Short task: In the entries below, count each line holding the word "What". Answer with the total alone.

-- start Exercise material --

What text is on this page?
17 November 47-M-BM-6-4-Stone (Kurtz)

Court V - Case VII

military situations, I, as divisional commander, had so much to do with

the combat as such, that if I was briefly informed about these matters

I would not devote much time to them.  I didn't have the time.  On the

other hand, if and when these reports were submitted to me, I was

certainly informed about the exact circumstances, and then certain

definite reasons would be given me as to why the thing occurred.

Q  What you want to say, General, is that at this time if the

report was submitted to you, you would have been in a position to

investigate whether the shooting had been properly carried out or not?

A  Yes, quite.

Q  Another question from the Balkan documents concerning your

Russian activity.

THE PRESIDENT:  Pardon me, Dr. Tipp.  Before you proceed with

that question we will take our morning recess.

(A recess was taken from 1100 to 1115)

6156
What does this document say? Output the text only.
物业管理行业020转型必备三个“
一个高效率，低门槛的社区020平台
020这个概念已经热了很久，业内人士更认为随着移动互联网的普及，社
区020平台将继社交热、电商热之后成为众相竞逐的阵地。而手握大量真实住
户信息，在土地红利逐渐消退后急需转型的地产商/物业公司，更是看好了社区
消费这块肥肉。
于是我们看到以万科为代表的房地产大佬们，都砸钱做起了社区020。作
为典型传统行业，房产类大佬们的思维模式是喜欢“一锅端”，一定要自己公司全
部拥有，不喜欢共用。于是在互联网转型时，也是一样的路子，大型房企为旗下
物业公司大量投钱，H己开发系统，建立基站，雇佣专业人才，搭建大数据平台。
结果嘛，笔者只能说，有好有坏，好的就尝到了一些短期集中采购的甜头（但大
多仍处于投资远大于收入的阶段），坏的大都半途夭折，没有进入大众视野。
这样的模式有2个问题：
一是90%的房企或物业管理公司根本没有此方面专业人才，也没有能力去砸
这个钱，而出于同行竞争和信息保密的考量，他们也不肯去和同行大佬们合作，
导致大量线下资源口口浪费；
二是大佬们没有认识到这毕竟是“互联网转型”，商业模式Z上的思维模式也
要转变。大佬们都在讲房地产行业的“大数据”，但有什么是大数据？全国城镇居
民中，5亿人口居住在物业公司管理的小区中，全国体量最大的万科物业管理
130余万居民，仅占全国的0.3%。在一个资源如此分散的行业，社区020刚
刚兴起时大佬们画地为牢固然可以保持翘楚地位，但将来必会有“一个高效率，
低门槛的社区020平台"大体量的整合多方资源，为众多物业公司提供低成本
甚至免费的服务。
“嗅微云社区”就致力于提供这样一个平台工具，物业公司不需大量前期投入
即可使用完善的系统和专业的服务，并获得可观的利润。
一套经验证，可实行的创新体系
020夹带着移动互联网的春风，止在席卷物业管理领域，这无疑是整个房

-- end Exercise material --

Solution to the problem: 3